Data records

========================

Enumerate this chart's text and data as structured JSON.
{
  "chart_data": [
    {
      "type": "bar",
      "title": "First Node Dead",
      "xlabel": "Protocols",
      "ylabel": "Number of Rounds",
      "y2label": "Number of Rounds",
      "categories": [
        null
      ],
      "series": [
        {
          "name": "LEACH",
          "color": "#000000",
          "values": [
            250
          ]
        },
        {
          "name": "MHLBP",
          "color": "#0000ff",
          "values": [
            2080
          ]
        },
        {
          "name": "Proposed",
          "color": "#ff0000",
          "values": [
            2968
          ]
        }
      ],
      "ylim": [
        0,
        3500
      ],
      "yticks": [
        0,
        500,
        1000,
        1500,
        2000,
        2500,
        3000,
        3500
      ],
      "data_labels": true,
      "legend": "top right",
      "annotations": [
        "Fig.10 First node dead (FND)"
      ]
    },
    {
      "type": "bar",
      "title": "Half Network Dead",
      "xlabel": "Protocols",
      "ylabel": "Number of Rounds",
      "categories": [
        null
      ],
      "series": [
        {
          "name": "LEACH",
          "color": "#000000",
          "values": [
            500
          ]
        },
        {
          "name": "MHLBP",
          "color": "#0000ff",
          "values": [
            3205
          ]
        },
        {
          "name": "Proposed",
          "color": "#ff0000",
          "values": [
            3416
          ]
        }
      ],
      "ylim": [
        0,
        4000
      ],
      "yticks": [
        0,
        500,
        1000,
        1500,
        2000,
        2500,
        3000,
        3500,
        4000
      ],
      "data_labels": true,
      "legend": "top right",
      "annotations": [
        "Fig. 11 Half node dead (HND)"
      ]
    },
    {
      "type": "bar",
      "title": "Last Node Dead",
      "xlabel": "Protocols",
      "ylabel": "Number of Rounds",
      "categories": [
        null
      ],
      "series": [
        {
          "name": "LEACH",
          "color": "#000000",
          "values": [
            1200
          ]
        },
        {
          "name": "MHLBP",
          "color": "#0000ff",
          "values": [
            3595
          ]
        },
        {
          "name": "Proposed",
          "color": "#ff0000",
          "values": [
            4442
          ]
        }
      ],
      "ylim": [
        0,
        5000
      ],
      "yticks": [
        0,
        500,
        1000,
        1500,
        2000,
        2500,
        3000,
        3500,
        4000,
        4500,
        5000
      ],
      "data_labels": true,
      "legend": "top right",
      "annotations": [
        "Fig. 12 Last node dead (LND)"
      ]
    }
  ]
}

========================

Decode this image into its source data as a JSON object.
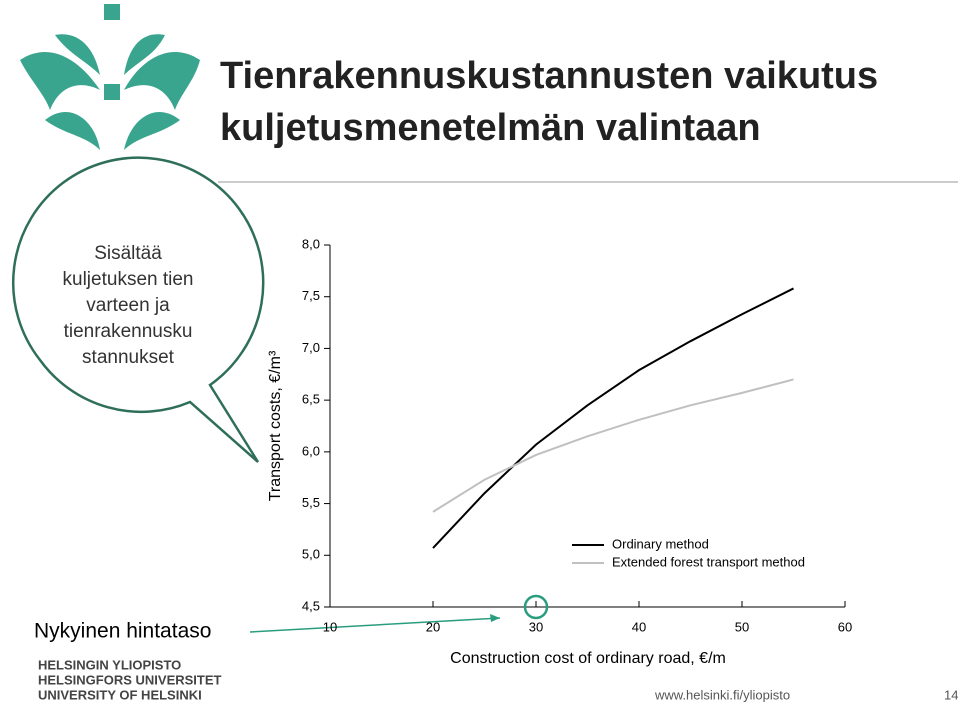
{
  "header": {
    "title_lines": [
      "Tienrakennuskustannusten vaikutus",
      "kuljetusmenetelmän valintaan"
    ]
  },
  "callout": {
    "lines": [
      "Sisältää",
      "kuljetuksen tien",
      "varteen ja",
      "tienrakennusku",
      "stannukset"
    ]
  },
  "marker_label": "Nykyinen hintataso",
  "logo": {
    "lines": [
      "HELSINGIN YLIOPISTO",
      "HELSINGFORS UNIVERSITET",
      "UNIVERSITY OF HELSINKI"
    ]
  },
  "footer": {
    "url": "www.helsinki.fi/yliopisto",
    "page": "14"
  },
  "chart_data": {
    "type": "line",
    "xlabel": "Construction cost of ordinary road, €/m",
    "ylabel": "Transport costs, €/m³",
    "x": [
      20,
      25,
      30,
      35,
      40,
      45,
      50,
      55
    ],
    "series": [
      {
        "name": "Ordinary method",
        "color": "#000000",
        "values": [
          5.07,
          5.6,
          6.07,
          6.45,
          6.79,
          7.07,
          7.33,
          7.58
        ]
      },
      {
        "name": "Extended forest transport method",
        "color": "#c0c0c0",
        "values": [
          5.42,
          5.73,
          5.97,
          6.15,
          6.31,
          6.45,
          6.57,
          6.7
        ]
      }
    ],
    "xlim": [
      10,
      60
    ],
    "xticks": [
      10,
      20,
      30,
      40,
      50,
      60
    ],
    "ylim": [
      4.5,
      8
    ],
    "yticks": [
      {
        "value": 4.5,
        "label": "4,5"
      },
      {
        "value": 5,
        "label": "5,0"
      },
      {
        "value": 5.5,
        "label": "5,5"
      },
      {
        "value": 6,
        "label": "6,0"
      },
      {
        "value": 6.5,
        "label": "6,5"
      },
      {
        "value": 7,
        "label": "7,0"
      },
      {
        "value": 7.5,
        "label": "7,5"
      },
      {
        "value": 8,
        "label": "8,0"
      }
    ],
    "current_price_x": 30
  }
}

========================

Work out how many lines in the records above contain the word "this", and give only that number.

2